WRITTEN INSTRUCTION
Skip every picture and transcribe the remaining material exactly.

DATA FOR THIS EXERCISE

>> BEGIN

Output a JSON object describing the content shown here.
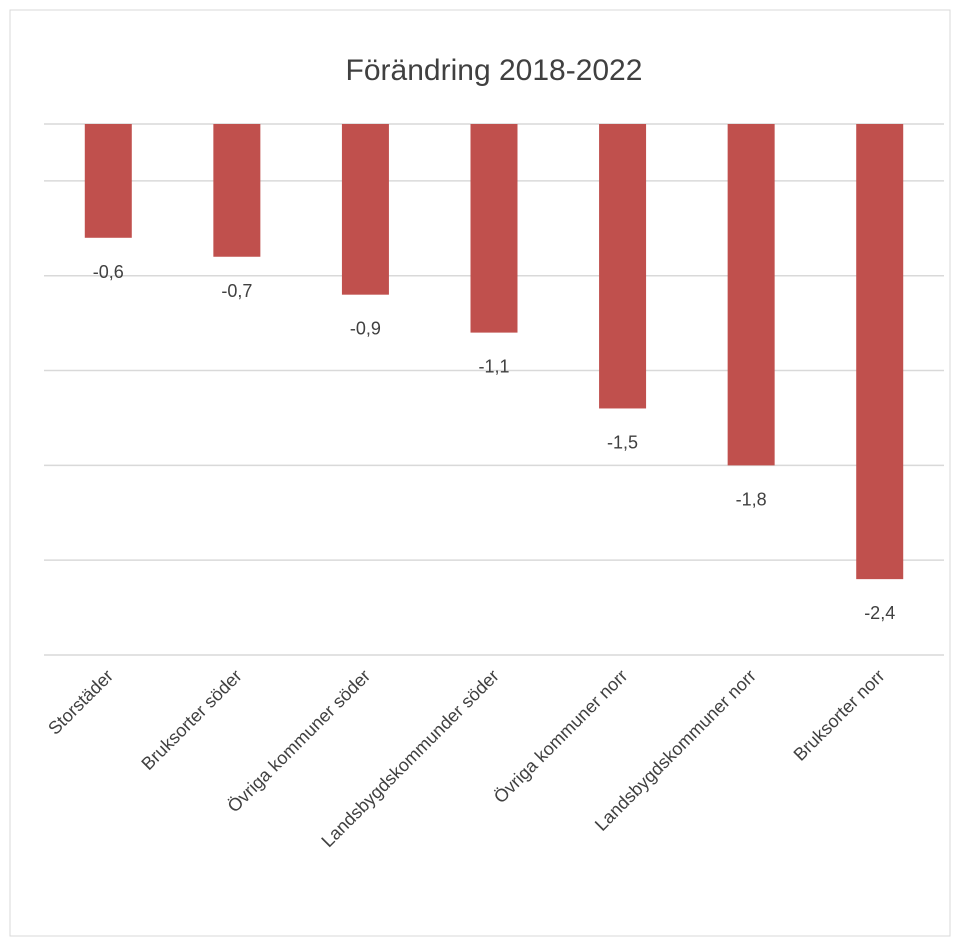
{
  "chart_data": {
    "type": "bar",
    "title": "Förändring 2018-2022",
    "categories": [
      "Storstäder",
      "Bruksorter söder",
      "Övriga kommuner söder",
      "Landsbygdskommunder söder",
      "Övriga kommuner norr",
      "Landsbygdskommuner norr",
      "Bruksorter norr"
    ],
    "values": [
      -0.6,
      -0.7,
      -0.9,
      -1.1,
      -1.5,
      -1.8,
      -2.4
    ],
    "value_labels": [
      "-0,6",
      "-0,7",
      "-0,9",
      "-1,1",
      "-1,5",
      "-1,8",
      "-2,4"
    ],
    "color": "#c0504d",
    "ylim": [
      -2.8,
      0
    ],
    "yticks": [
      0,
      -0.3,
      -0.8,
      -1.3,
      -1.8,
      -2.3,
      -2.8
    ],
    "grid": true
  }
}
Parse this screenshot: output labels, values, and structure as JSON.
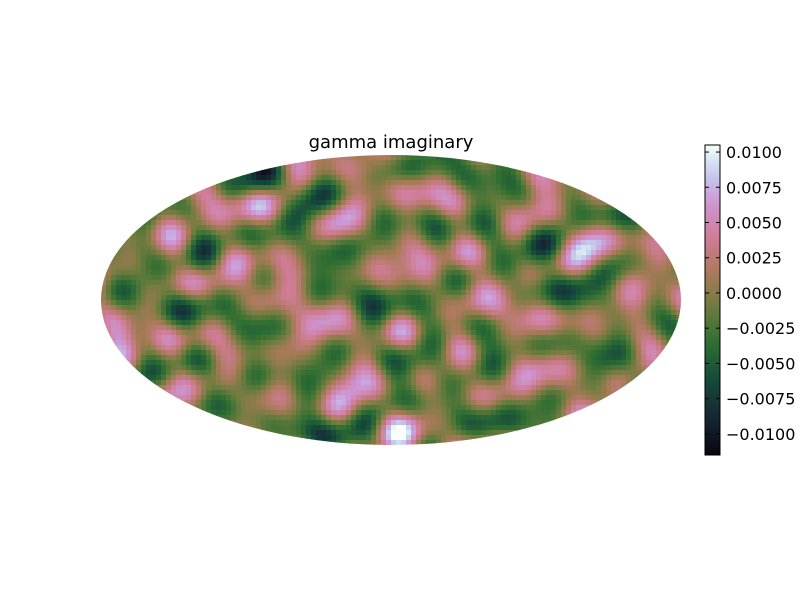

>> END

THE SOLUTION
Output a JSON object describing the content shown here.
{
  "chart_data": {
    "type": "bar",
    "title": "Förändring 2018-2022",
    "categories": [
      "Storstäder",
      "Bruksorter söder",
      "Övriga kommuner söder",
      "Landsbygdskommunder söder",
      "Övriga kommuner norr",
      "Landsbygdskommuner norr",
      "Bruksorter norr"
    ],
    "values": [
      -0.6,
      -0.7,
      -0.9,
      -1.1,
      -1.5,
      -1.8,
      -2.4
    ],
    "value_labels": [
      "-0,6",
      "-0,7",
      "-0,9",
      "-1,1",
      "-1,5",
      "-1,8",
      "-2,4"
    ],
    "color": "#c0504d",
    "ylim": [
      -2.8,
      0
    ],
    "yticks": [
      0,
      -0.3,
      -0.8,
      -1.3,
      -1.8,
      -2.3,
      -2.8
    ],
    "grid": true
  }
}
Parse this screenshot: output labels, values, and structure as JSON.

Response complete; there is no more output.